EXERCISE TASK — Count how many lines hold the string "仙台市立八木山中学校". Give that number alone.

RECORDED DATA —
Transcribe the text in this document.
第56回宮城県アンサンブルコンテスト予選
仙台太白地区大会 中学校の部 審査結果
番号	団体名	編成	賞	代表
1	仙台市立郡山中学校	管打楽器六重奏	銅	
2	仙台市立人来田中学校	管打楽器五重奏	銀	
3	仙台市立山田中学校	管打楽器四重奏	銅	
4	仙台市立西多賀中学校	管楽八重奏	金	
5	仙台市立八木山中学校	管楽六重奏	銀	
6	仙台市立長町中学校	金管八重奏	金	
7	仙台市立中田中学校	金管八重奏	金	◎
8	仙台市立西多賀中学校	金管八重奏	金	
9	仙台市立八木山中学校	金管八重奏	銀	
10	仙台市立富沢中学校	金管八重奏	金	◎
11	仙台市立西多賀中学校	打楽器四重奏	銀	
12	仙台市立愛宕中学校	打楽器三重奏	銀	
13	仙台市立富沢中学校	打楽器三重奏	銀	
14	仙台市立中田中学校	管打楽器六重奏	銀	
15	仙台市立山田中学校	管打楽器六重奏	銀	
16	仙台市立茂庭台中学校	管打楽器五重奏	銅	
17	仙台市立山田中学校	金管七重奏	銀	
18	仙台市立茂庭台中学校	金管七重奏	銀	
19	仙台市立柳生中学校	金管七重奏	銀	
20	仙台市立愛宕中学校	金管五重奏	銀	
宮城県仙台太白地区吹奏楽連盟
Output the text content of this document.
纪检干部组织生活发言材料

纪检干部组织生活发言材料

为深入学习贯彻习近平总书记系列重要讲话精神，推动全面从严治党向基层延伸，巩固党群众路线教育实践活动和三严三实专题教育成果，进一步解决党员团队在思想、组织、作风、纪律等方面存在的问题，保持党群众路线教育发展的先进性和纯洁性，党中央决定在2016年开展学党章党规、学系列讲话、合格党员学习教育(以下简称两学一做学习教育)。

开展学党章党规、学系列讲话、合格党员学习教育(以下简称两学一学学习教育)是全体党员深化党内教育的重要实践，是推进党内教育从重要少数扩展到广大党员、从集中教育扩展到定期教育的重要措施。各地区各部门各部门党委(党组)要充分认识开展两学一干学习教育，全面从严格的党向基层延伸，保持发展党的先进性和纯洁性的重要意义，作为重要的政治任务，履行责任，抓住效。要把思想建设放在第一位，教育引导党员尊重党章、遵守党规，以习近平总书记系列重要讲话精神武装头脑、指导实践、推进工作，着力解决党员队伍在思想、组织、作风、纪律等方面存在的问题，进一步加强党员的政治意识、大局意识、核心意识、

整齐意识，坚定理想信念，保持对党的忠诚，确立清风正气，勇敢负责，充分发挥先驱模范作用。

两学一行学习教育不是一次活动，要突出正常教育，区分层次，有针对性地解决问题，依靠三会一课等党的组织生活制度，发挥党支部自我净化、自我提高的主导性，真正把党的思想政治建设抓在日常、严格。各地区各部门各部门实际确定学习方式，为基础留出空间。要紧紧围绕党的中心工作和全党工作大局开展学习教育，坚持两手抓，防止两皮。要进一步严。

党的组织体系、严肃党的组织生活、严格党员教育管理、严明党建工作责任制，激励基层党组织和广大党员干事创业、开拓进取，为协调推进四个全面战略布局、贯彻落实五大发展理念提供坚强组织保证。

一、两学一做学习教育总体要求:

SOLUTION TO THIS PROBLEM — 2